> _Given data_
[BEGIN]

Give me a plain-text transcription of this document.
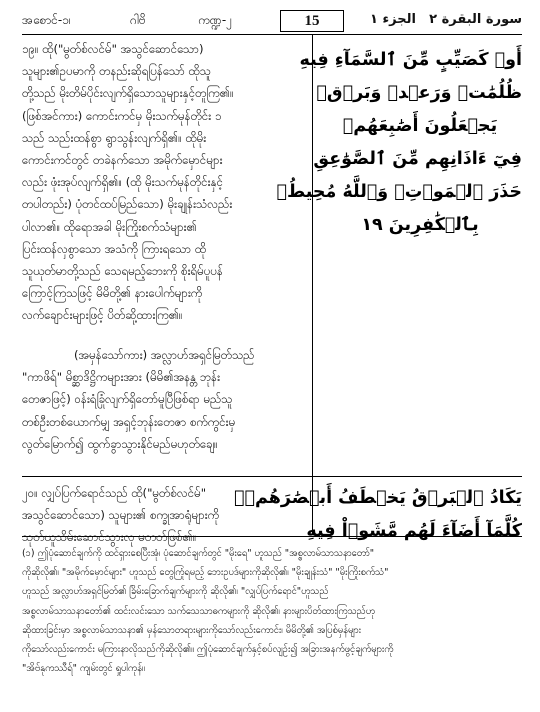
အစောင်-၁၊	ဂါဗိ	ကဏ္ဍ-၂	15	الجزء ١ سورة البقرة ٢
၁၉။ ထို("မွတ်စ်လင်မ်" အသွင်ဆောင်သော)
သူများ၏ဥပမာကို တနည်းဆိုရပြန်သော် ထိုသူ
တို့သည် မိုးတိမ်ပိုင်းလျက်ရှိသောသူများနှင့်တူကြ၏။
(ဖြစ်အင်ကား) ကောင်းကင်မှ မိုးသက်မုန်တိုင်း ၁
သည် သည်းထန်စွာ ရွာသွန်းလျက်ရှိ၏။ ထိုမိုး
ကောင်းကင်တွင် တခဲနက်သော အမိုက်မှောင်များ
လည်း ဖုံးအုပ်လျက်ရှိ၏။ (ထို မိုးသက်မုန်တိုင်းနှင့်
တပါတည်း) ပုံတင်ထပ်မြည်သော) မိုးချုန်းသံလည်း
ပါလာ၏။ ထိုရောအခါ မိုးကြိုးစက်သံများ၏
ပြင်းထန်လှစွာသော အသံကို ကြားရသော ထို
သူယုတ်မာတို့သည် သေရမည့်ဘေးကို စိုးရိမ်ပူပန်
ကြောင့်ကြသဖြင့် မိမိတို့၏ နားပေါက်များကို
လက်ချောင်းများဖြင့် ပိတ်ဆို့ထားကြ၏။
(အမှန်သော်ကား) အလ္လာဟ်အရှင်မြတ်သည်
"ကာဖိရ်" မိစ္ဆာဒိဋ္ဌိကများအား (မိမိ၏အနန္တ ဘုန်း
တေဇာဖြင့်) ဝန်းရံခြုံလျက်ရှိတော်မူပြီဖြစ်ရာ မည်သူ
တစ်ဦးတစ်ယောက်မျှ အရှင့်ဘုန်းတေဇာ စက်ကွင်းမှ
လွတ်မြောက်၍ ထွက်ခွာသွားနိုင်မည်မဟုတ်ချေ။
၂၀။ လျှပ်ပြက်ရောင်သည် ထို("မွတ်စ်လင်မ်"
အသွင်ဆောင်သော) သူများ၏ စက္ခုအာရုံများကို
သုတ်ယူသိမ်းဆောင်သွားလု မတတ်ဖြစ်၏။
أَوۡ كَصَيِّبٍ مِّنَ ٱلسَّمَآءِ فِيهِ
ظُلُمَٰتٞ وَرَعۡدٞ وَبَرۡقٞ
يَجۡعَلُونَ أَصَٰبِعَهُمۡ
فِيٓ ءَاذَانِهِم مِّنَ ٱلصَّوَٰعِقِ
حَذَرَ ٱلۡمَوۡتِۚ وَٱللَّهُ مُحِيطُۢ
بِٱلۡكَٰفِرِينَ ١٩
يَكَادُ ٱلۡبَرۡقُ يَخۡطَفُ أَبۡصَٰرَهُمۡۖ
كُلَّمَآ أَضَآءَ لَهُم مَّشَوۡاْ فِيهِ
(၁) ဤပုံဆောင်ချက်ကို ထင်ရှားစေပြီးအုံ၊ ပုံဆောင်ချက်တွင် "မိုးရေ" ဟူသည် "အစ္စလာမ်သာသနာတော်"
ကိုဆိုလို၏၊ "အမိုက်မှောင်များ" ဟူသည် တွေကြုံရမည့် ဘေးဥပဒ်များကိုဆိုလို၏၊ "မိုးချုန်းသံ" "မိုးကြိုးစက်သံ"
ဟူသည် အလ္လာဟ်အရှင်မြတ်၏ ခြိမ်းခြောက်ချက်များကို ဆိုလို၏၊ "လျှပ်ပြက်ရောင်"ဟူသည်
အစ္စလာမ်သာသနာတော်၏ ထင်းလင်းသော သက်သေသာဓကများကို ဆိုလို၏၊ နားများပိတ်ထားကြသည်ဟု
ဆိုထားခြင်းမှာ အစ္စလာမ်သာသနာ၏ မှန်သောတရားများကိုသော်လည်းကောင်း၊ မိမိတို့၏ အပြစ်မှန်များ
ကိုသော်လည်းကောင်း မကြားနာလိုသည်ကိုဆိုလို၏။ ဤပုံဆောင်ချက်နှင့်စပ်လျဉ်း၍ အခြားအနက်ဖွင့်ချက်များကို
"အိဗ်နုကဿီရ်" ကျမ်းတွင် ရှုပါကုန်။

[END]

> _Stated goal_
Copy all the records above exactly, but leave out the pictures.

> _The solution_
Give me a plain-text transcription of this document.
အစောင်-၁၊	ဂါဗိ	ကဏ္ဍ-၂	15	الجزء ١ سورة البقرة ٢
၁၉။ ထို("မွတ်စ်လင်မ်" အသွင်ဆောင်သော)
သူများ၏ဥပမာကို တနည်းဆိုရပြန်သော် ထိုသူ
တို့သည် မိုးတိမ်ပိုင်းလျက်ရှိသောသူများနှင့်တူကြ၏။
(ဖြစ်အင်ကား) ကောင်းကင်မှ မိုးသက်မုန်တိုင်း ၁
သည် သည်းထန်စွာ ရွာသွန်းလျက်ရှိ၏။ ထိုမိုး
ကောင်းကင်တွင် တခဲနက်သော အမိုက်မှောင်များ
လည်း ဖုံးအုပ်လျက်ရှိ၏။ (ထို မိုးသက်မုန်တိုင်းနှင့်
တပါတည်း) ပုံတင်ထပ်မြည်သော) မိုးချုန်းသံလည်း
ပါလာ၏။ ထိုရောအခါ မိုးကြိုးစက်သံများ၏
ပြင်းထန်လှစွာသော အသံကို ကြားရသော ထို
သူယုတ်မာတို့သည် သေရမည့်ဘေးကို စိုးရိမ်ပူပန်
ကြောင့်ကြသဖြင့် မိမိတို့၏ နားပေါက်များကို
လက်ချောင်းများဖြင့် ပိတ်ဆို့ထားကြ၏။
(အမှန်သော်ကား) အလ္လာဟ်အရှင်မြတ်သည်
"ကာဖိရ်" မိစ္ဆာဒိဋ္ဌိကများအား (မိမိ၏အနန္တ ဘုန်း
တေဇာဖြင့်) ဝန်းရံခြုံလျက်ရှိတော်မူပြီဖြစ်ရာ မည်သူ
တစ်ဦးတစ်ယောက်မျှ အရှင့်ဘုန်းတေဇာ စက်ကွင်းမှ
လွတ်မြောက်၍ ထွက်ခွာသွားနိုင်မည်မဟုတ်ချေ။
၂၀။ လျှပ်ပြက်ရောင်သည် ထို("မွတ်စ်လင်မ်"
အသွင်ဆောင်သော) သူများ၏ စက္ခုအာရုံများကို
သုတ်ယူသိမ်းဆောင်သွားလု မတတ်ဖြစ်၏။
أَوۡ كَصَيِّبٍ مِّنَ ٱلسَّمَآءِ فِيهِ
ظُلُمَٰتٞ وَرَعۡدٞ وَبَرۡقٞ
يَجۡعَلُونَ أَصَٰبِعَهُمۡ
فِيٓ ءَاذَانِهِم مِّنَ ٱلصَّوَٰعِقِ
حَذَرَ ٱلۡمَوۡتِۚ وَٱللَّهُ مُحِيطُۢ
بِٱلۡكَٰفِرِينَ ١٩
يَكَادُ ٱلۡبَرۡقُ يَخۡطَفُ أَبۡصَٰرَهُمۡۖ
كُلَّمَآ أَضَآءَ لَهُم مَّشَوۡاْ فِيهِ
(၁) ဤပုံဆောင်ချက်ကို ထင်ရှားစေပြီးအုံ၊ ပုံဆောင်ချက်တွင် "မိုးရေ" ဟူသည် "အစ္စလာမ်သာသနာတော်"
ကိုဆိုလို၏၊ "အမိုက်မှောင်များ" ဟူသည် တွေကြုံရမည့် ဘေးဥပဒ်များကိုဆိုလို၏၊ "မိုးချုန်းသံ" "မိုးကြိုးစက်သံ"
ဟူသည် အလ္လာဟ်အရှင်မြတ်၏ ခြိမ်းခြောက်ချက်များကို ဆိုလို၏၊ "လျှပ်ပြက်ရောင်"ဟူသည်
အစ္စလာမ်သာသနာတော်၏ ထင်းလင်းသော သက်သေသာဓကများကို ဆိုလို၏၊ နားများပိတ်ထားကြသည်ဟု
ဆိုထားခြင်းမှာ အစ္စလာမ်သာသနာ၏ မှန်သောတရားများကိုသော်လည်းကောင်း၊ မိမိတို့၏ အပြစ်မှန်များ
ကိုသော်လည်းကောင်း မကြားနာလိုသည်ကိုဆိုလို၏။ ဤပုံဆောင်ချက်နှင့်စပ်လျဉ်း၍ အခြားအနက်ဖွင့်ချက်များကို
"အိဗ်နုကဿီရ်" ကျမ်းတွင် ရှုပါကုန်။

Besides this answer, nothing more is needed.